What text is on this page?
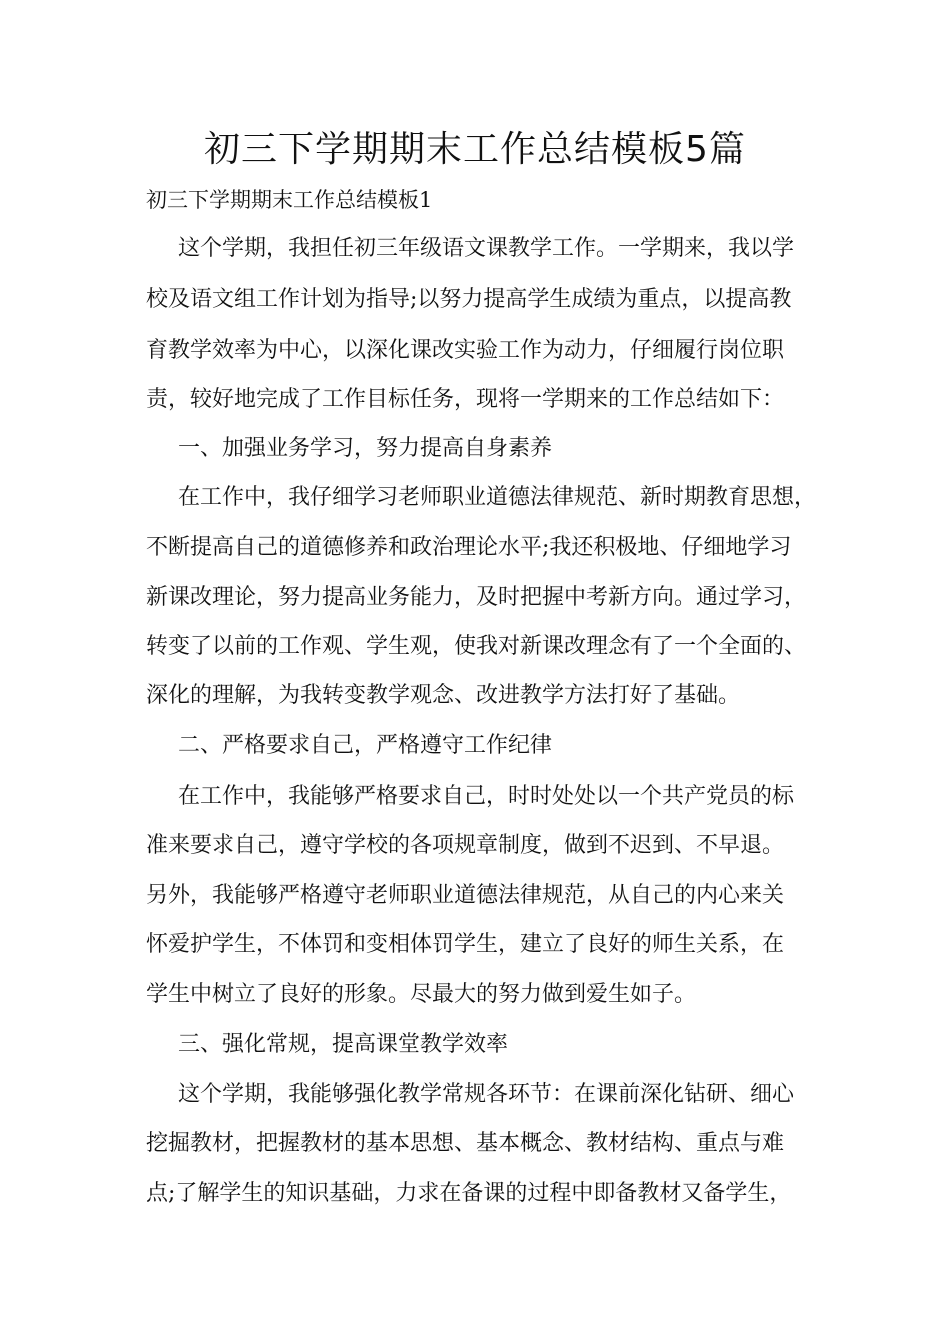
初三下学期期末工作总结模板5篇

初三下学期期末工作总结模板1

这个学期，我担任初三年级语文课教学工作。一学期来，我以学

校及语文组工作计划为指导;以努力提高学生成绩为重点，以提高教

育教学效率为中心，以深化课改实验工作为动力，仔细履行岗位职

责，较好地完成了工作目标任务，现将一学期来的工作总结如下：

一、加强业务学习，努力提高自身素养

在工作中，我仔细学习老师职业道德法律规范、新时期教育思想，

不断提高自己的道德修养和政治理论水平;我还积极地、仔细地学习

新课改理论，努力提高业务能力，及时把握中考新方向。通过学习，

转变了以前的工作观、学生观，使我对新课改理念有了一个全面的、

深化的理解，为我转变教学观念、改进教学方法打好了基础。

二、严格要求自己，严格遵守工作纪律

在工作中，我能够严格要求自己，时时处处以一个共产党员的标

准来要求自己，遵守学校的各项规章制度，做到不迟到、不早退。

另外，我能够严格遵守老师职业道德法律规范，从自己的内心来关

怀爱护学生，不体罚和变相体罚学生，建立了良好的师生关系，在

学生中树立了良好的形象。尽最大的努力做到爱生如子。

三、强化常规，提高课堂教学效率

这个学期，我能够强化教学常规各环节：在课前深化钻研、细心

挖掘教材，把握教材的基本思想、基本概念、教材结构、重点与难

点;了解学生的知识基础，力求在备课的过程中即备教材又备学生，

══════════════════════════════

Exercise details >> Using the material above, return every line exactly as it appears, minus the pictures.

Answer in full >>
What text is on this page?
初三下学期期末工作总结模板5篇

初三下学期期末工作总结模板1

这个学期，我担任初三年级语文课教学工作。一学期来，我以学

校及语文组工作计划为指导;以努力提高学生成绩为重点，以提高教

育教学效率为中心，以深化课改实验工作为动力，仔细履行岗位职

责，较好地完成了工作目标任务，现将一学期来的工作总结如下：

一、加强业务学习，努力提高自身素养

在工作中，我仔细学习老师职业道德法律规范、新时期教育思想，

不断提高自己的道德修养和政治理论水平;我还积极地、仔细地学习

新课改理论，努力提高业务能力，及时把握中考新方向。通过学习，

转变了以前的工作观、学生观，使我对新课改理念有了一个全面的、

深化的理解，为我转变教学观念、改进教学方法打好了基础。

二、严格要求自己，严格遵守工作纪律

在工作中，我能够严格要求自己，时时处处以一个共产党员的标

准来要求自己，遵守学校的各项规章制度，做到不迟到、不早退。

另外，我能够严格遵守老师职业道德法律规范，从自己的内心来关

怀爱护学生，不体罚和变相体罚学生，建立了良好的师生关系，在

学生中树立了良好的形象。尽最大的努力做到爱生如子。

三、强化常规，提高课堂教学效率

这个学期，我能够强化教学常规各环节：在课前深化钻研、细心

挖掘教材，把握教材的基本思想、基本概念、教材结构、重点与难

点;了解学生的知识基础，力求在备课的过程中即备教材又备学生，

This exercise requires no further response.